_Exercise description_: Every line below must be reproduced exactly. Copy them all.

_Records for the exercise_:

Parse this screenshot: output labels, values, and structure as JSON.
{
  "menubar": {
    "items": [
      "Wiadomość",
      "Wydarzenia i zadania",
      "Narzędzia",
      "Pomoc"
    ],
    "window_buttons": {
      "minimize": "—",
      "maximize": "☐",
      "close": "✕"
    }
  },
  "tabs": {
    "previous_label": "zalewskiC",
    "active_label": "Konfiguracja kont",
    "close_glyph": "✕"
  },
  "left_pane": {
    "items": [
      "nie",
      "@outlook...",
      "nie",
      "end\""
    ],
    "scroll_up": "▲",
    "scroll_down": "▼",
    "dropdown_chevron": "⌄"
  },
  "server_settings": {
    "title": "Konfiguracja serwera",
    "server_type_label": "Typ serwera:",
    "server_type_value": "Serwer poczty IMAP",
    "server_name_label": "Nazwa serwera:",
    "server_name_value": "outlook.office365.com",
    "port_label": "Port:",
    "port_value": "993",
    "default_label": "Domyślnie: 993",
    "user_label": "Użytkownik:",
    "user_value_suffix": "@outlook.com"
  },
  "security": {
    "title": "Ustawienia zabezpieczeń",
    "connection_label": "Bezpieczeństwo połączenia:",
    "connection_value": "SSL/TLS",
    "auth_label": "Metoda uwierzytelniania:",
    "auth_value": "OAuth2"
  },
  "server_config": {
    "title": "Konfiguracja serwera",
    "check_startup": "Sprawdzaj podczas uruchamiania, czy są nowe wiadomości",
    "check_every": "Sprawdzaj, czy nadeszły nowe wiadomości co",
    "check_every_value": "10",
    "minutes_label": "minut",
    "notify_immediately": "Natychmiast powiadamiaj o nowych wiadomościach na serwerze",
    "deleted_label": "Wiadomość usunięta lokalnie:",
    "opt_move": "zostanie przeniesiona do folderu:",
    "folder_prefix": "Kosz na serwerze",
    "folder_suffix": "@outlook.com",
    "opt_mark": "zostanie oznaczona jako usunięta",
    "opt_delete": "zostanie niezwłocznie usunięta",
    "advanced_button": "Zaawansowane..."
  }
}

_Solution for this exercise_:
Parse this screenshot: output labels, values, and structure as JSON.
{
  "menubar": {
    "items": [
      "Wiadomość",
      "Wydarzenia i zadania",
      "Narzędzia",
      "Pomoc"
    ],
    "window_buttons": {
      "minimize": "—",
      "maximize": "☐",
      "close": "✕"
    }
  },
  "tabs": {
    "previous_label": "zalewskiC",
    "active_label": "Konfiguracja kont",
    "close_glyph": "✕"
  },
  "left_pane": {
    "items": [
      "nie",
      "@outlook...",
      "nie",
      "end\""
    ],
    "scroll_up": "▲",
    "scroll_down": "▼",
    "dropdown_chevron": "⌄"
  },
  "server_settings": {
    "title": "Konfiguracja serwera",
    "server_type_label": "Typ serwera:",
    "server_type_value": "Serwer poczty IMAP",
    "server_name_label": "Nazwa serwera:",
    "server_name_value": "outlook.office365.com",
    "port_label": "Port:",
    "port_value": "993",
    "default_label": "Domyślnie: 993",
    "user_label": "Użytkownik:",
    "user_value_suffix": "@outlook.com"
  },
  "security": {
    "title": "Ustawienia zabezpieczeń",
    "connection_label": "Bezpieczeństwo połączenia:",
    "connection_value": "SSL/TLS",
    "auth_label": "Metoda uwierzytelniania:",
    "auth_value": "OAuth2"
  },
  "server_config": {
    "title": "Konfiguracja serwera",
    "check_startup": "Sprawdzaj podczas uruchamiania, czy są nowe wiadomości",
    "check_every": "Sprawdzaj, czy nadeszły nowe wiadomości co",
    "check_every_value": "10",
    "minutes_label": "minut",
    "notify_immediately": "Natychmiast powiadamiaj o nowych wiadomościach na serwerze",
    "deleted_label": "Wiadomość usunięta lokalnie:",
    "opt_move": "zostanie przeniesiona do folderu:",
    "folder_prefix": "Kosz na serwerze",
    "folder_suffix": "@outlook.com",
    "opt_mark": "zostanie oznaczona jako usunięta",
    "opt_delete": "zostanie niezwłocznie usunięta",
    "advanced_button": "Zaawansowane..."
  }
}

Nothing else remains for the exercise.